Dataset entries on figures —
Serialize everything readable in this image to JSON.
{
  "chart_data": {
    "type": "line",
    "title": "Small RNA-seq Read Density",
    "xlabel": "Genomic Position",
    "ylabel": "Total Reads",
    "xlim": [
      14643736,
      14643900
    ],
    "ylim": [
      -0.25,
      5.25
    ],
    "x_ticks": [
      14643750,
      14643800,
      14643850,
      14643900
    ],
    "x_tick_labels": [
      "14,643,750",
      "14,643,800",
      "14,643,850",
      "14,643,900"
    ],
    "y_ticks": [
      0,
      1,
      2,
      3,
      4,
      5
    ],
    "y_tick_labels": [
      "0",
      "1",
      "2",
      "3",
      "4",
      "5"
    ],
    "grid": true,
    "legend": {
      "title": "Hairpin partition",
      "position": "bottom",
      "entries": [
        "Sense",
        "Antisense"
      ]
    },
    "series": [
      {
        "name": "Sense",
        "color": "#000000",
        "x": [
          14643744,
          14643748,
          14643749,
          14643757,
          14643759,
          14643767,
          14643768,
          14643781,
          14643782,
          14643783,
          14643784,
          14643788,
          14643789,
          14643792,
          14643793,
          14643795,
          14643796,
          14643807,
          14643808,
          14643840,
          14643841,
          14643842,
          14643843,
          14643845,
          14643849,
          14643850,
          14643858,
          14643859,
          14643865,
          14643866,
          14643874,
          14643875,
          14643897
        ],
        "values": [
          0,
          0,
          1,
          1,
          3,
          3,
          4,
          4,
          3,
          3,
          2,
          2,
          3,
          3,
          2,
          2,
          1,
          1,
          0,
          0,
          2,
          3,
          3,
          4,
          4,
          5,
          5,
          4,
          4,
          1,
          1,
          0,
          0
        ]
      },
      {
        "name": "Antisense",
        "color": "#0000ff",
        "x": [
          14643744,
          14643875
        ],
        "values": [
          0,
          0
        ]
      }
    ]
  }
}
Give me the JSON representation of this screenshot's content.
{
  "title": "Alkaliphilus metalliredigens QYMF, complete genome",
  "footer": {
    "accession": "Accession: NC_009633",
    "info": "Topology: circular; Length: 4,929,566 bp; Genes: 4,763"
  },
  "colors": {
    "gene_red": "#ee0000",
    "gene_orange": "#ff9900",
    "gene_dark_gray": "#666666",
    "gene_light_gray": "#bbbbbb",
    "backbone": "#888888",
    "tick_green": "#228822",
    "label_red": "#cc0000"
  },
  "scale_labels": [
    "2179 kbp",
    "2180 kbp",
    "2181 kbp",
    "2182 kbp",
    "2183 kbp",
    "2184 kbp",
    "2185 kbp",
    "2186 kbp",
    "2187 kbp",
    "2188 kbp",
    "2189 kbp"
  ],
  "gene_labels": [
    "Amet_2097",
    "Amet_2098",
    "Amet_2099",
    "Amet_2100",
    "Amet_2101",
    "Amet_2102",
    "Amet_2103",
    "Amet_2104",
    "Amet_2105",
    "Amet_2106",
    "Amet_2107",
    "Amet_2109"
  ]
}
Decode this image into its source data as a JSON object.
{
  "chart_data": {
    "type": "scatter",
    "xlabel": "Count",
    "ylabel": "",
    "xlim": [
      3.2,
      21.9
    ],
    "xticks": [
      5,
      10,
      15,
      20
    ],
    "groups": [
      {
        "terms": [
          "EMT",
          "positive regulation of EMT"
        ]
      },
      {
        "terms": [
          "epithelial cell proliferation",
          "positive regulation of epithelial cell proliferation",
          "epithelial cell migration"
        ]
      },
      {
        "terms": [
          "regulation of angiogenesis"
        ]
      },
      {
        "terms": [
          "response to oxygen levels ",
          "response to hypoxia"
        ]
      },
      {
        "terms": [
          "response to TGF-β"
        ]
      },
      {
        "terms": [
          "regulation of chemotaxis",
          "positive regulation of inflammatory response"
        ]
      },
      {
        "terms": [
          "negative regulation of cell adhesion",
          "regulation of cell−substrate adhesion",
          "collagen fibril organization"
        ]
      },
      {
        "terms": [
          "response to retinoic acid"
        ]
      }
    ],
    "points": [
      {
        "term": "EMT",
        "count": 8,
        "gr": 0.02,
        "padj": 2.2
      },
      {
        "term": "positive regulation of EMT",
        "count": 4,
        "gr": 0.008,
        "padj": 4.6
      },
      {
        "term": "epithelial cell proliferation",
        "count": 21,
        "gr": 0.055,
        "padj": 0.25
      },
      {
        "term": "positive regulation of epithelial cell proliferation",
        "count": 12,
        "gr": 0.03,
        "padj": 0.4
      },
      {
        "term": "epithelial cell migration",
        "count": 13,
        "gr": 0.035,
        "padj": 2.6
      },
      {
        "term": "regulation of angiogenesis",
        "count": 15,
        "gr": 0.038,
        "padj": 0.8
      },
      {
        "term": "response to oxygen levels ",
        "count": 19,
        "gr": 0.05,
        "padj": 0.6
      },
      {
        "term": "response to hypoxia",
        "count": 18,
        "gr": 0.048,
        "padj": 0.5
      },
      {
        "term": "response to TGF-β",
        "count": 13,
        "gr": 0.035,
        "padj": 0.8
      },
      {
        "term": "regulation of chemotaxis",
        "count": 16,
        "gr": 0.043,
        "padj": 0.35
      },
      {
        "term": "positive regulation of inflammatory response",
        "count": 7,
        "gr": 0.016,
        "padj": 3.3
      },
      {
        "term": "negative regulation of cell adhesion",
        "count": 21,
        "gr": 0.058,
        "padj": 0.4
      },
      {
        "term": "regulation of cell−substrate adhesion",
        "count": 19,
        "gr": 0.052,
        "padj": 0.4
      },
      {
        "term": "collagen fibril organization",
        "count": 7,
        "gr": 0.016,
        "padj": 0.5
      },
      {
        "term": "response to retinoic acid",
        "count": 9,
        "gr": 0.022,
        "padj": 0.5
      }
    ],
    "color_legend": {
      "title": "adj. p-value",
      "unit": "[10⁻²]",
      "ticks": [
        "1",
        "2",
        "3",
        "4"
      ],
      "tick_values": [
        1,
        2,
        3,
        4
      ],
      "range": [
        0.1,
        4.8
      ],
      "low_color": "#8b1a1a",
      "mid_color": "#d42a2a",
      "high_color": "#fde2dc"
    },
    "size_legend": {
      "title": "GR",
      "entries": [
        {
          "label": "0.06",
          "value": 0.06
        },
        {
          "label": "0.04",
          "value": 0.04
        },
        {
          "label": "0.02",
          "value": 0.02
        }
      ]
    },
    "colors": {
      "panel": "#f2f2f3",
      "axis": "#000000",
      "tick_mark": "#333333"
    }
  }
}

What is needed —
Scan the data above and report each line in which "hypoxia" is present.

Result for this task —
          "response to hypoxia"
        "term": "response to hypoxia",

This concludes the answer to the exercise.